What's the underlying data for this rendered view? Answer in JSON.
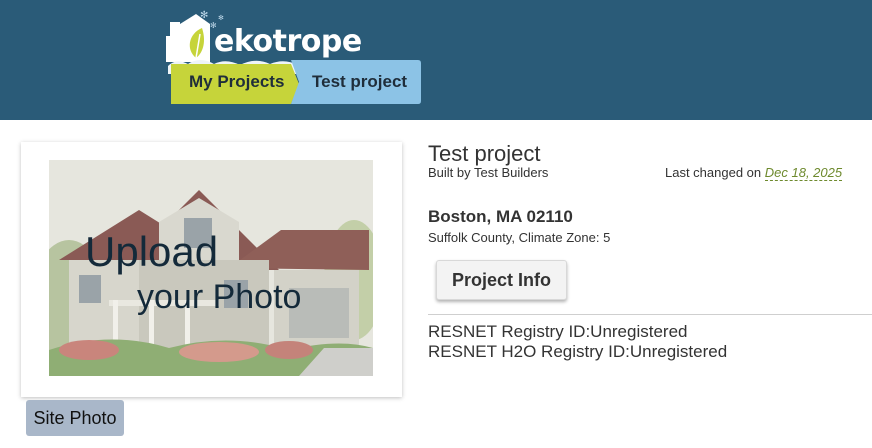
{
  "header": {
    "logo_text": "ekotrope",
    "breadcrumbs": [
      {
        "label": "My Projects",
        "color": "#c6d43a"
      },
      {
        "label": "Test project",
        "color": "#8cc3e6"
      }
    ],
    "background": "#2a5b78"
  },
  "photo": {
    "overlay_line1": "Upload",
    "overlay_line2": "your Photo",
    "site_photo_button": "Site Photo"
  },
  "project": {
    "title": "Test project",
    "built_by": "Built by Test Builders",
    "last_changed_label": "Last changed on",
    "last_changed_date": "Dec 18, 2025",
    "location": "Boston, MA 02110",
    "county": "Suffolk County, Climate Zone: 5",
    "info_button": "Project Info",
    "resnet_registry": "RESNET Registry ID:Unregistered",
    "resnet_h2o_registry": "RESNET H2O Registry ID:Unregistered"
  }
}
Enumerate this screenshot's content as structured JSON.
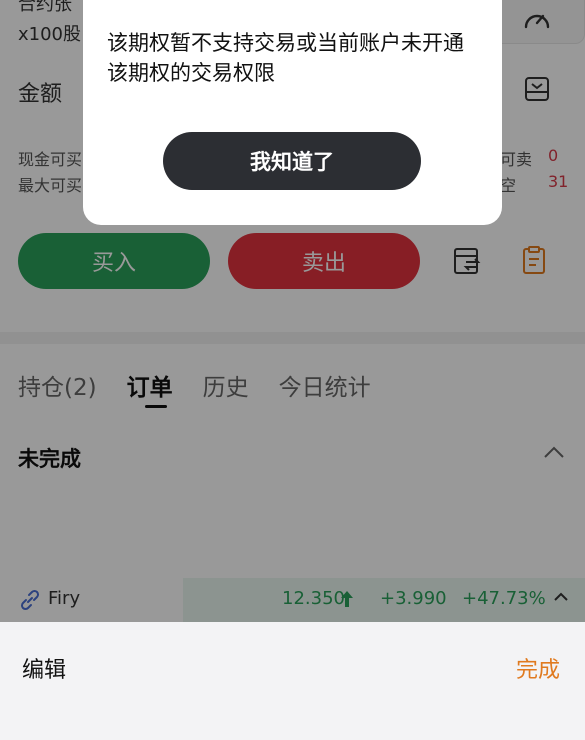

Problem to solve: Your copy should match the records word for word, with the pictures removed.

The reply:
What's the underlying data for this rendered view? Answer in JSON.
{
  "header": {
    "logo_text": "ekotrope",
    "breadcrumbs": [
      {
        "label": "My Projects",
        "color": "#c6d43a"
      },
      {
        "label": "Test project",
        "color": "#8cc3e6"
      }
    ],
    "background": "#2a5b78"
  },
  "photo": {
    "overlay_line1": "Upload",
    "overlay_line2": "your Photo",
    "site_photo_button": "Site Photo"
  },
  "project": {
    "title": "Test project",
    "built_by": "Built by Test Builders",
    "last_changed_label": "Last changed on",
    "last_changed_date": "Dec 18, 2025",
    "location": "Boston, MA 02110",
    "county": "Suffolk County, Climate Zone: 5",
    "info_button": "Project Info",
    "resnet_registry": "RESNET Registry ID:Unregistered",
    "resnet_h2o_registry": "RESNET H2O Registry ID:Unregistered"
  }
}
Enumerate this screenshot's content as structured JSON.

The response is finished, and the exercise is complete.